Each line in the entries below that holds the string "color" is to be listed.

### Records supplied:
..........

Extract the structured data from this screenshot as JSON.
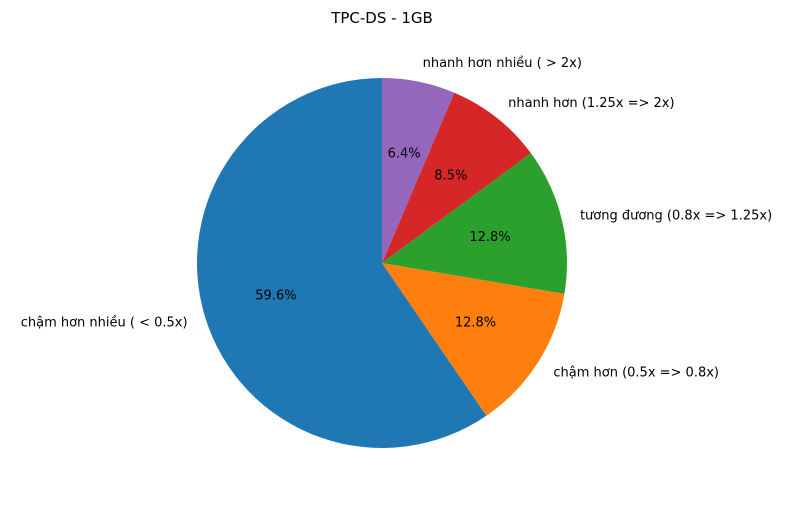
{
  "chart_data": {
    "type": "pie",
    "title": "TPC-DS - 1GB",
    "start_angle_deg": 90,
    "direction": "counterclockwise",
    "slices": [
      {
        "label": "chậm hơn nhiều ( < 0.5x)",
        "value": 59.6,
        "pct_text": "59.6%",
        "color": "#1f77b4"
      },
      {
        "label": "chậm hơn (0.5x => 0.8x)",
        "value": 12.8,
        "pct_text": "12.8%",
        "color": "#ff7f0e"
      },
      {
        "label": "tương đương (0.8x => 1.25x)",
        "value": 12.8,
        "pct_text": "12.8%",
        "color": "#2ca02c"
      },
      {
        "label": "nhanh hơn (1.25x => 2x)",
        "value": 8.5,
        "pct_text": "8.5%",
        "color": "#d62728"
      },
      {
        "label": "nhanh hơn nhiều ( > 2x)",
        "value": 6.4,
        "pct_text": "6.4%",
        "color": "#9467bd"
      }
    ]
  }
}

..........

### Answer:
        "color": "#1f77b4"
        "color": "#ff7f0e"
        "color": "#2ca02c"
        "color": "#d62728"
        "color": "#9467bd"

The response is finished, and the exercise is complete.